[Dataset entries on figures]
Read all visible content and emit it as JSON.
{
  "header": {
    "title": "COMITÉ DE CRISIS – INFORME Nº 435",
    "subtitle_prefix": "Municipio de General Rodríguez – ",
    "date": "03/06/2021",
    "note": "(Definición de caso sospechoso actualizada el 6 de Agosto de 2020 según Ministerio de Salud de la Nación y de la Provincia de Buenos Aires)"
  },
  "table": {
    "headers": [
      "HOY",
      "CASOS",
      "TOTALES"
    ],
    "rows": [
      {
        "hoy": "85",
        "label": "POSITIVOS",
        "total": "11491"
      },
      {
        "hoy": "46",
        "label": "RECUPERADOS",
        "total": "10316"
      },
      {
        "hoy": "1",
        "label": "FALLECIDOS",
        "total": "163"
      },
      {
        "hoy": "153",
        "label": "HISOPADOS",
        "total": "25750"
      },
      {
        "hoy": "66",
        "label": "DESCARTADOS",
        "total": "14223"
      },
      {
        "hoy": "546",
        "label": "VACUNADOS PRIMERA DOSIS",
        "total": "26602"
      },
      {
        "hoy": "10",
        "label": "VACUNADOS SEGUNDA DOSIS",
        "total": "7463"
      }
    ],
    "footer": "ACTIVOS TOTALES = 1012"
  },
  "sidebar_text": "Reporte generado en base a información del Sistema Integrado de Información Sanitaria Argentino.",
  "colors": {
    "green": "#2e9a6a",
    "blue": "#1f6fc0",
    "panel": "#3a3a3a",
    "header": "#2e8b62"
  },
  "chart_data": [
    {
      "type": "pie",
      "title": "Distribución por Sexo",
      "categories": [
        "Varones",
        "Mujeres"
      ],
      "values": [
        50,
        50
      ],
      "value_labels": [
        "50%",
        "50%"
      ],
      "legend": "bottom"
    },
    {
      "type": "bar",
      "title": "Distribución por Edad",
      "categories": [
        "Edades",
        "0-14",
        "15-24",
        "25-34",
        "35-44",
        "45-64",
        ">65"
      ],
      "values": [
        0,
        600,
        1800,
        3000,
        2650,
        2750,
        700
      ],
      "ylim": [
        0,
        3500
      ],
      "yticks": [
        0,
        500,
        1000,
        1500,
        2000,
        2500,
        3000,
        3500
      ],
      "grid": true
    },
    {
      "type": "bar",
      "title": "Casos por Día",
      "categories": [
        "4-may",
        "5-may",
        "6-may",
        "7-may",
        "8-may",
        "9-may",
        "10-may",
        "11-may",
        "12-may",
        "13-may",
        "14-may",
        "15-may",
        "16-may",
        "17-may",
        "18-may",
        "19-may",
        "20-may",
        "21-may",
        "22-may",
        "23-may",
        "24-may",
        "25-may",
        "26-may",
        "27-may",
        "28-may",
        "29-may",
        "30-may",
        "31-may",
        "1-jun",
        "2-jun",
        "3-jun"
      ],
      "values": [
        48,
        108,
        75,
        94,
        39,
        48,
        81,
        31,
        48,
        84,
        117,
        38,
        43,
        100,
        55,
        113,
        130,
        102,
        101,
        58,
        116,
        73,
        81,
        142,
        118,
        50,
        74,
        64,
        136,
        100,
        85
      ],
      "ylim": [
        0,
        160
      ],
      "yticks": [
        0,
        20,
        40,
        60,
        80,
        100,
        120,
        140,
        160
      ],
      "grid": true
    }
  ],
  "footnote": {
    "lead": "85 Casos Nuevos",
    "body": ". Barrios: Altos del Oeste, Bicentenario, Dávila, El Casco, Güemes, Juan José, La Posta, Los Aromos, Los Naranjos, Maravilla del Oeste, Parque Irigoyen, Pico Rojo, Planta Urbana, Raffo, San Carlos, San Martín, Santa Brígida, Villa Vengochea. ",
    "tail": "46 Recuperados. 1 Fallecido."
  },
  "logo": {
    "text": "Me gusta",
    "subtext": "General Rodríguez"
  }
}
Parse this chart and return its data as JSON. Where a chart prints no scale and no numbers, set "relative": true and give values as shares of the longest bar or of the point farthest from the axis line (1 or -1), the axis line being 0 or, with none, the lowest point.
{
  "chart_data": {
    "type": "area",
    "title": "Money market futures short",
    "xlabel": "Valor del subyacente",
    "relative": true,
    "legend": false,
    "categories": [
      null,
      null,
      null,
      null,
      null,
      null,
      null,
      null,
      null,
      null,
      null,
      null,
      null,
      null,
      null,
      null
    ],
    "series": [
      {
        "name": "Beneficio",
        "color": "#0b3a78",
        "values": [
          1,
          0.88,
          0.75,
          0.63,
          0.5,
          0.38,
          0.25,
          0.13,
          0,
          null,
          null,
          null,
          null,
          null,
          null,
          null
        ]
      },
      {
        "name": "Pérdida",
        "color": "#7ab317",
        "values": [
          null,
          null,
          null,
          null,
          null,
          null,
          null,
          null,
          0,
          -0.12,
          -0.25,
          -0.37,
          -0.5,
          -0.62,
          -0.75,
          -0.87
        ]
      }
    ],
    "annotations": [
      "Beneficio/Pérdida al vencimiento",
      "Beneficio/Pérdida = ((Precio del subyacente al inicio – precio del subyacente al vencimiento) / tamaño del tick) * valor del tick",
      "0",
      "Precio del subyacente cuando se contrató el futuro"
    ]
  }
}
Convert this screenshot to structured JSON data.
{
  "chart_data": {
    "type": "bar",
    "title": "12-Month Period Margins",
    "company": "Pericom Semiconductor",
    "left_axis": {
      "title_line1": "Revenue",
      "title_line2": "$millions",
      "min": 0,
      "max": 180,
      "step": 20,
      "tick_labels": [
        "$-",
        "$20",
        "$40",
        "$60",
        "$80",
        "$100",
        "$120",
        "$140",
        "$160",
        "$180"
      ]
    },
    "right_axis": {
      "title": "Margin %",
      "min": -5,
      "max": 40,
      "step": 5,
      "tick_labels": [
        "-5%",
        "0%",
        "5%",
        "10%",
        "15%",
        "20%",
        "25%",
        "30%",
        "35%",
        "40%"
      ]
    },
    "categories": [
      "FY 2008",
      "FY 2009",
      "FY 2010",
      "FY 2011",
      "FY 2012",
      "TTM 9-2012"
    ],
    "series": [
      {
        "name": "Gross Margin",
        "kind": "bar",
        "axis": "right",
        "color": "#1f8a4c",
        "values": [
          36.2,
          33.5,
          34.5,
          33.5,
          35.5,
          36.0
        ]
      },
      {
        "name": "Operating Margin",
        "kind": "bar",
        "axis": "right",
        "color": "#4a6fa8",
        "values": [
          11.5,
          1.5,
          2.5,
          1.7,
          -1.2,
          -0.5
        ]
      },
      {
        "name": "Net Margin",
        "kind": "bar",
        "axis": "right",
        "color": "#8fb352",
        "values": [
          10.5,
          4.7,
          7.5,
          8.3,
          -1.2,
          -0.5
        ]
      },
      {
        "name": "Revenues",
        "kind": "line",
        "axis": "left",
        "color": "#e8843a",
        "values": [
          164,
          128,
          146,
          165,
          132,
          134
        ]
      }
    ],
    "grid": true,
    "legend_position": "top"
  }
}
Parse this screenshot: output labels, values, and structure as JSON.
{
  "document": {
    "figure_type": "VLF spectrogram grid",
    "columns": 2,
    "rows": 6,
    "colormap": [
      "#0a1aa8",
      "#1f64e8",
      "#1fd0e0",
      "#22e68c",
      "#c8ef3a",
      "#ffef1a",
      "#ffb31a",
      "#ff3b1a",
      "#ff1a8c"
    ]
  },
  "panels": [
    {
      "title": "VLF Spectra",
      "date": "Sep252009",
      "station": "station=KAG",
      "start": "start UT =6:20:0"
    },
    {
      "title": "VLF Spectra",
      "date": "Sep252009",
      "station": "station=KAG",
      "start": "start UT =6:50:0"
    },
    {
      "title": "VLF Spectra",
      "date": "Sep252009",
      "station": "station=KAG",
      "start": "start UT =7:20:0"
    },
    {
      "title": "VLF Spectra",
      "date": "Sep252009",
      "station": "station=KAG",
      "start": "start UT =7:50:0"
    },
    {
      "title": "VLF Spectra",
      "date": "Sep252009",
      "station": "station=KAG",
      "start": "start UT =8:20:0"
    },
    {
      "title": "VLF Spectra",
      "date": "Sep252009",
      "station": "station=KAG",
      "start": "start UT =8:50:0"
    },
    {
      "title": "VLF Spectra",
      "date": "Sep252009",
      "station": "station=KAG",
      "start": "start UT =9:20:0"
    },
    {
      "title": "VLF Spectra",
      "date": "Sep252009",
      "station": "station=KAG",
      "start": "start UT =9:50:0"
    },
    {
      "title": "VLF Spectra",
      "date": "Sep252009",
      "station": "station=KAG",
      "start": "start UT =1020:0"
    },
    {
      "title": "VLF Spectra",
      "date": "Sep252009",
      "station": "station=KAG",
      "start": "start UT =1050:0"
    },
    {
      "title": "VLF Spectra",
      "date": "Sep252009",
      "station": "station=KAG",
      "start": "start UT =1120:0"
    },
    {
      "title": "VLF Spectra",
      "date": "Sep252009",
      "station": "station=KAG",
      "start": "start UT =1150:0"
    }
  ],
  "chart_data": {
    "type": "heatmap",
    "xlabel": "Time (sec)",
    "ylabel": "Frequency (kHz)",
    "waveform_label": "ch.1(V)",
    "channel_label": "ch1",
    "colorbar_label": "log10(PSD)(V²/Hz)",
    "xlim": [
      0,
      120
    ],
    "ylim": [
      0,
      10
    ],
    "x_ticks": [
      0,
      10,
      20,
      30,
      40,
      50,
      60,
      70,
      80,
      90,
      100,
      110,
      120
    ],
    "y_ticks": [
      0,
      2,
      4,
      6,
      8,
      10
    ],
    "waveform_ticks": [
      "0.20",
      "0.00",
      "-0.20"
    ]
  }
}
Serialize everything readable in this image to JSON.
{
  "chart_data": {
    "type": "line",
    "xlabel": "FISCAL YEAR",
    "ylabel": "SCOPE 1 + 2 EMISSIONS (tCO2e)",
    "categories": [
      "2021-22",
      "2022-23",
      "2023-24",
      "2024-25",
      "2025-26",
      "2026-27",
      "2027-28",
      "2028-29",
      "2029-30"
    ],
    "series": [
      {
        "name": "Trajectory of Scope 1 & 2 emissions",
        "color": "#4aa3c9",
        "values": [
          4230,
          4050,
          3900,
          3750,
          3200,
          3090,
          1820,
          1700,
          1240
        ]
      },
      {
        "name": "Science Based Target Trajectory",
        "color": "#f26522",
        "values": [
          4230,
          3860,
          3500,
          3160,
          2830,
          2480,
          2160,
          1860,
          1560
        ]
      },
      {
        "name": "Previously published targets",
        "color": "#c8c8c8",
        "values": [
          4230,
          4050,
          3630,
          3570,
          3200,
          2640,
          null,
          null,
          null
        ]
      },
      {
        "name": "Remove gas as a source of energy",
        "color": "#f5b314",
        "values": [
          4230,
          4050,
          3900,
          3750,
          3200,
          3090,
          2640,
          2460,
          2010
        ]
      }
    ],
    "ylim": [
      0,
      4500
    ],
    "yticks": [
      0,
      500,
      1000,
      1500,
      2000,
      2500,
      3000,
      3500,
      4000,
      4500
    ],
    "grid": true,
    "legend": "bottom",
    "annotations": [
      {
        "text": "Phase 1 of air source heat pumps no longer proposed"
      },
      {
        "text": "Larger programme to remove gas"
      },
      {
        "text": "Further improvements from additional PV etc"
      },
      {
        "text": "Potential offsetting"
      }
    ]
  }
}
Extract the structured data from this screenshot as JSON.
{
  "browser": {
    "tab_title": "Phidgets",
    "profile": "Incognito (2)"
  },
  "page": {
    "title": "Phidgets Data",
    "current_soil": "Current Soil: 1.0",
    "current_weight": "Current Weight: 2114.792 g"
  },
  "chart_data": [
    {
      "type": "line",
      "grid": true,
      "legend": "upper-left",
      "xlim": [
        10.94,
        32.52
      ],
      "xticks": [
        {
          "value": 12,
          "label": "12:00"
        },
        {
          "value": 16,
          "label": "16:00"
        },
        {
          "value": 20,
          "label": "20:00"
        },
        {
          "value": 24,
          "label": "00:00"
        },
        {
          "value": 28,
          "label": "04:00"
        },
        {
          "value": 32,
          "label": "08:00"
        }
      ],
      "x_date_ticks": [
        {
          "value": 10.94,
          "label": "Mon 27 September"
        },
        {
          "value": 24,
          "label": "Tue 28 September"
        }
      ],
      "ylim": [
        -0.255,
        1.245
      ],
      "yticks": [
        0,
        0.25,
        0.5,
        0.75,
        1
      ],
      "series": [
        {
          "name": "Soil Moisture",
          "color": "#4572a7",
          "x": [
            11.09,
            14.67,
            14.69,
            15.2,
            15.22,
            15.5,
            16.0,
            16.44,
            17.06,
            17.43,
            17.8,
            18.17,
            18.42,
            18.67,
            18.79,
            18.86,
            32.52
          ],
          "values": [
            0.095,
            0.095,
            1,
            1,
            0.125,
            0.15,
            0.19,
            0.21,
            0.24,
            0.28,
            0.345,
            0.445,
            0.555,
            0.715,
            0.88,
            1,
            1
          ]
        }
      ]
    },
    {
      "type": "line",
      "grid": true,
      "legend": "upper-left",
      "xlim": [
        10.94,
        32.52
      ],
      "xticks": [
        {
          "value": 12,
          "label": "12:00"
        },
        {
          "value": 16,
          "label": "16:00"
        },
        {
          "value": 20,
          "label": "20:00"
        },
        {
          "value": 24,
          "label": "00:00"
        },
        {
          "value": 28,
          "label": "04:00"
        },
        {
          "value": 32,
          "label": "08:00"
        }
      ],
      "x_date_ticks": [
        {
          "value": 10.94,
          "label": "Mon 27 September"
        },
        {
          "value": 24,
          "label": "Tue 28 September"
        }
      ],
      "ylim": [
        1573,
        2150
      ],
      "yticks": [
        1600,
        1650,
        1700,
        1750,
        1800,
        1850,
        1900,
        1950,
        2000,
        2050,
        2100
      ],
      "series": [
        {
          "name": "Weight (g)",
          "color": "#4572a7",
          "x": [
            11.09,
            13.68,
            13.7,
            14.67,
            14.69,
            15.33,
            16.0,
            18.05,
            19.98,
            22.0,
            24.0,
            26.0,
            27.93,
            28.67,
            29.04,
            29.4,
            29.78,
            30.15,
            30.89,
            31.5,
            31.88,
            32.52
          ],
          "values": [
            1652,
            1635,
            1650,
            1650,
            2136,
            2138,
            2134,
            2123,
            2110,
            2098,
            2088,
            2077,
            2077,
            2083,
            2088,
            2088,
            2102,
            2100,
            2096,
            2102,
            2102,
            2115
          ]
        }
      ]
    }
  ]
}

[INSTRUCTIONS TO FOLLOW] Copy all the lines above that hold the string "Soil".

[SOLUTION FOR THIS EXERCISE]
    "current_soil": "Current Soil: 1.0",
          "name": "Soil Moisture",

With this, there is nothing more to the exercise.